MATERIAL |
----

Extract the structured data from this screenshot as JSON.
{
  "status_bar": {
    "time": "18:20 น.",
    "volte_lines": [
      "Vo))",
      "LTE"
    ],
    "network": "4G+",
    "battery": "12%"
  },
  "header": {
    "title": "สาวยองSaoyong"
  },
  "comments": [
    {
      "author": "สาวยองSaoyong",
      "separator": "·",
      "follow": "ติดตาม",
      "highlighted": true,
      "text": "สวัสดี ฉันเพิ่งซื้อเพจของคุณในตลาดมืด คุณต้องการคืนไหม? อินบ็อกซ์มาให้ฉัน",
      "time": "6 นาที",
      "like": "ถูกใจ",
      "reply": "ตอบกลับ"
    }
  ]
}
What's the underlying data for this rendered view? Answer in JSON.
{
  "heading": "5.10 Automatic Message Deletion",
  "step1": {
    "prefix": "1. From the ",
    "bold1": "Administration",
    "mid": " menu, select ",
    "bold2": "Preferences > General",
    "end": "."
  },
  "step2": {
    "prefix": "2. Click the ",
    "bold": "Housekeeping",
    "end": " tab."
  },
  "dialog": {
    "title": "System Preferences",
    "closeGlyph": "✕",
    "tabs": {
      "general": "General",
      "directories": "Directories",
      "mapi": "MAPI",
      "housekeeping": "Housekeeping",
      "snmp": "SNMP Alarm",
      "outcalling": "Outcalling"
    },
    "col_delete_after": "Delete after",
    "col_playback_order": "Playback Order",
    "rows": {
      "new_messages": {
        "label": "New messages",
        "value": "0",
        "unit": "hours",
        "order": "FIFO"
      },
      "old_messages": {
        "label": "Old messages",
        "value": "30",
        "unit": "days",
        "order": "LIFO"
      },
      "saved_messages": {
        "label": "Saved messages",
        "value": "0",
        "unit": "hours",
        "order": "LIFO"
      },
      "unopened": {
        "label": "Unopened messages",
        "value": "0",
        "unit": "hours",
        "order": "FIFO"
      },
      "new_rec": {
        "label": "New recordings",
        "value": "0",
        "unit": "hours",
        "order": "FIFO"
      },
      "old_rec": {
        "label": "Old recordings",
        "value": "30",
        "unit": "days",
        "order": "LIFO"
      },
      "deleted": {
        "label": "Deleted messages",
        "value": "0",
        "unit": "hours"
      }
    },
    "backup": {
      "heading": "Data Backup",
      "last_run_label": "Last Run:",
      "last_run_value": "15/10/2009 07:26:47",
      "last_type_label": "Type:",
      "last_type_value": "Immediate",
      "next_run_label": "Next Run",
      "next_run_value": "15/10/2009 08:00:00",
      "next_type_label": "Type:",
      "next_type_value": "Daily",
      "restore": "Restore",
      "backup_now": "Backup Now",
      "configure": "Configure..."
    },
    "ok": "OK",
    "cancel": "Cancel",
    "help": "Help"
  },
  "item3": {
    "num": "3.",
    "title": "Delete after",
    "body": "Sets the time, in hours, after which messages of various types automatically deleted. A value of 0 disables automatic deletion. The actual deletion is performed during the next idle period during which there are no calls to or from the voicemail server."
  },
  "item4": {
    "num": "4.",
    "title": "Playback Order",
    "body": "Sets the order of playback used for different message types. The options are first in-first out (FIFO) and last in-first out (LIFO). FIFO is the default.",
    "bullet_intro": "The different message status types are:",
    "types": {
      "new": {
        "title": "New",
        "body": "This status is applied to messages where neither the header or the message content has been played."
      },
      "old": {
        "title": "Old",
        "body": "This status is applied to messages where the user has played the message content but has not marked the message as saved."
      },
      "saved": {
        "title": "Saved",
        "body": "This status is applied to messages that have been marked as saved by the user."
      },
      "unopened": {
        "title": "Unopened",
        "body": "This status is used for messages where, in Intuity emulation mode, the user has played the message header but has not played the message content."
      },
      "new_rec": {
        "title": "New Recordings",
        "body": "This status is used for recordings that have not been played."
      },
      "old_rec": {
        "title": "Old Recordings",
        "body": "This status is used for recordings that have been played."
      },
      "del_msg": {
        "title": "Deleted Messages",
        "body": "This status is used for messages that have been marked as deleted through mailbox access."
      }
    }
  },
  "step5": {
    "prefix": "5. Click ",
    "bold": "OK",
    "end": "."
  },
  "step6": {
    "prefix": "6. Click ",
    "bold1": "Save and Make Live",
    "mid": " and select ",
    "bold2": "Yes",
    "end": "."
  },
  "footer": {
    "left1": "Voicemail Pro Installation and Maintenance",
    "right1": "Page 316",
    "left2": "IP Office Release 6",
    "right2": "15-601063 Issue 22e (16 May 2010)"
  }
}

----

WHAT IS NEEDED |
Only a number is wanted here: how many lines in the data above include the string "content"?

TASK RESULT |
3